-- Start of Provided passage --
Thanks Joey.
Since I am new to Python and Scrapy, if I run:
d:\python27\scripts\scrapy startproject ui5
Which files do I have to create (and in which directory to add the code you
supplied) and which files do I have to modify (i.e. settings.py) to have it
automatically call this at the outset.
I hope that is not too much to ask.
Thanks,
David
On Thursday, May 14, 2015 at 10:13:09 AM UTC-4, Joey Espinosa wrote:
>
> David,
>
> I've written middleware to intercept a JS-specific request before it is
> processed. I haven't used WaitFor.js, so I can't help you there, but I can
> help get you started with PhantomJS.
>
> class JSMiddleware(BaseMiddleware):
> def process_request(self, request, spider):
> if request.meta.get('js'): # you probably want a conditional
> trigger
> driver = webdriver.PhantomJS()
> driver.get(request.url)
> body = driver.page_source
> return HtmlResponse(driver.current_url, body=body,
> encoding='utf-8', request=request)
-- End of Provided passage --
### Exercise set
1 - Name every software tool or library that the Scrapy thread mentions in its sentences, leaving out the command line and the code.
2 - In the Scrapy thread, swap "files" for "modules" and write out the part that begins at the words "Thanks Joey." and stops after "at the outset.".
3 - Carry on the Scrapy thread from its final line.
The data has no role in any of this.
-- Start of Records --
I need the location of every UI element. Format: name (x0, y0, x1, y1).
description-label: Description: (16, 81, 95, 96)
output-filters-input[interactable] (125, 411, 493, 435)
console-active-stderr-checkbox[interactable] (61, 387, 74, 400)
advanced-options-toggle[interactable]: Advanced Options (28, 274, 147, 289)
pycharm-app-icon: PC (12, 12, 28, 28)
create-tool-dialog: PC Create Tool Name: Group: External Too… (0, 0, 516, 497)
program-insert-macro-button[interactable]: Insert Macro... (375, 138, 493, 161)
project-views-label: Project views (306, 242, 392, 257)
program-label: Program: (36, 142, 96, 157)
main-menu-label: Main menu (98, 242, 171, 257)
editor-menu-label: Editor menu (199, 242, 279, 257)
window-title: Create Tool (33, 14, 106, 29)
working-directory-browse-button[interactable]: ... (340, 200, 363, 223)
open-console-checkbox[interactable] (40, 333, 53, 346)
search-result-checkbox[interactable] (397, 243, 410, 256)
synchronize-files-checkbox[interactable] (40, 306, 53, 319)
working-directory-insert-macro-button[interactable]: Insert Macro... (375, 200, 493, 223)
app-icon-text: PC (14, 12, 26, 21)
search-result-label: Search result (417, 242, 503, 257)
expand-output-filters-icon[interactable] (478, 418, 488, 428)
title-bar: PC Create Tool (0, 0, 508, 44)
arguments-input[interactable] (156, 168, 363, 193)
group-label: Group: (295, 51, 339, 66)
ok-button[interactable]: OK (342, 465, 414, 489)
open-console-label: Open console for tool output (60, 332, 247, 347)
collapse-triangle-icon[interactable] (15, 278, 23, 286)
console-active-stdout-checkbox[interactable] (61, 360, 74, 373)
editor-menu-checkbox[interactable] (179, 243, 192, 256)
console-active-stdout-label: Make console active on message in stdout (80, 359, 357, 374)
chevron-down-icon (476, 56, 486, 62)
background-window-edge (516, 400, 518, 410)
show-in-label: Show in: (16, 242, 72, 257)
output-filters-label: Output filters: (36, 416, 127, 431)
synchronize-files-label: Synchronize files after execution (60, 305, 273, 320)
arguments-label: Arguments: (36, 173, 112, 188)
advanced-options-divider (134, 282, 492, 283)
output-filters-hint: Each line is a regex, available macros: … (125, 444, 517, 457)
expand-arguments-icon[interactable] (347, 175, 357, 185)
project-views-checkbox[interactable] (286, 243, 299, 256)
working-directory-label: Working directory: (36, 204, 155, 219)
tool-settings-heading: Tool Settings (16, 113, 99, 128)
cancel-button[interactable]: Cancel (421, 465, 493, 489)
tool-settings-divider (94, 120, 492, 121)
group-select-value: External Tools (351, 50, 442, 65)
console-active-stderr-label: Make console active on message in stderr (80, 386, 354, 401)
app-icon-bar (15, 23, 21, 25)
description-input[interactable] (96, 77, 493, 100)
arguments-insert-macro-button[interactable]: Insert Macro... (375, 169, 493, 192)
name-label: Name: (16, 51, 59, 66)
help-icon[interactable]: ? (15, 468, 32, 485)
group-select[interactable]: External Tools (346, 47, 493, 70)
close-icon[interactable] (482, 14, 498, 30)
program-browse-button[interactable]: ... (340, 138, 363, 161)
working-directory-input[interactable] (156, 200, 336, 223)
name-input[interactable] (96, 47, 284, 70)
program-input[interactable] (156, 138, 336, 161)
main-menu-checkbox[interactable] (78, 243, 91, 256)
-- End of Records --
### Results for the exercise
1 - Python, Scrapy, WaitFor.js, PhantomJS

2 -
Thanks Joey.
Since I am new to Python and Scrapy, if I run:
d:\python27\scripts\scrapy startproject ui5
Which modules do I have to create (and in which directory to add the code you
supplied) and which modules do I have to modify (i.e. settings.py) to have it
automatically call this at the outset.

3 -
> return
>
> That's the simplest approach. You may want to end up adding options to the
> webdriver.PhantomJS() call, such as desired_capabilities including SSL
> processing options or a user agent string. You may also want to wrap the
> driver.get() call in a try/except block. Additionally, you should do
> something with the cookies that come back from PhantomJS using
> driver.get_cookies().
>
> Also, if you want every request to go through JS, then you can remove the
> request.meta['js'] conditional. Otherwise, you could insert that
> information for initial requests in a spider.make_requests_from_url
> override, or you could simply have a spider instance method like
> spider.run_js(request) where the spider can look at the request and
> determine whether it needs JS on it based on some criteria you come up with.
>
> There are a lot of options for you with PhantomJS, so it's really up to
> you, but this should be a decent starting point. I hope this answers your
> question.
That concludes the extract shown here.